BEGIN Material provided

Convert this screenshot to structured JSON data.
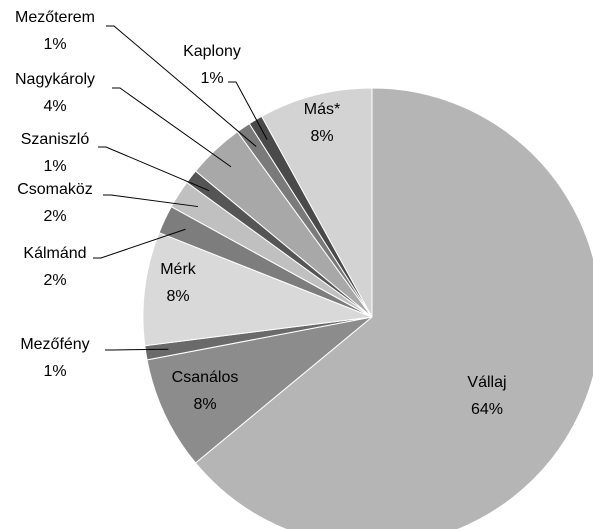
{
  "chart_data": {
    "type": "pie",
    "categories": [
      "Vállaj",
      "Csanálos",
      "Mezőfény",
      "Mérk",
      "Kálmánd",
      "Csomaköz",
      "Szaniszló",
      "Nagykároly",
      "Mezőterem",
      "Kaplony",
      "Más*"
    ],
    "values": [
      64,
      8,
      1,
      8,
      2,
      2,
      1,
      4,
      1,
      1,
      8
    ],
    "value_labels": [
      "64%",
      "8%",
      "1%",
      "8%",
      "2%",
      "2%",
      "1%",
      "4%",
      "1%",
      "1%",
      "8%"
    ],
    "colors": [
      "#b5b5b5",
      "#8c8c8c",
      "#6a6a6a",
      "#d9d9d9",
      "#7d7d7d",
      "#c0c0c0",
      "#555555",
      "#a8a8a8",
      "#7a7a7a",
      "#4a4a4a",
      "#d3d3d3"
    ]
  }
}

END Material provided

Quote the material word for word, dropping any images it holds.

Convert this screenshot to structured JSON data.
{
  "chart_data": {
    "type": "pie",
    "categories": [
      "Vállaj",
      "Csanálos",
      "Mezőfény",
      "Mérk",
      "Kálmánd",
      "Csomaköz",
      "Szaniszló",
      "Nagykároly",
      "Mezőterem",
      "Kaplony",
      "Más*"
    ],
    "values": [
      64,
      8,
      1,
      8,
      2,
      2,
      1,
      4,
      1,
      1,
      8
    ],
    "value_labels": [
      "64%",
      "8%",
      "1%",
      "8%",
      "2%",
      "2%",
      "1%",
      "4%",
      "1%",
      "1%",
      "8%"
    ],
    "colors": [
      "#b5b5b5",
      "#8c8c8c",
      "#6a6a6a",
      "#d9d9d9",
      "#7d7d7d",
      "#c0c0c0",
      "#555555",
      "#a8a8a8",
      "#7a7a7a",
      "#4a4a4a",
      "#d3d3d3"
    ]
  }
}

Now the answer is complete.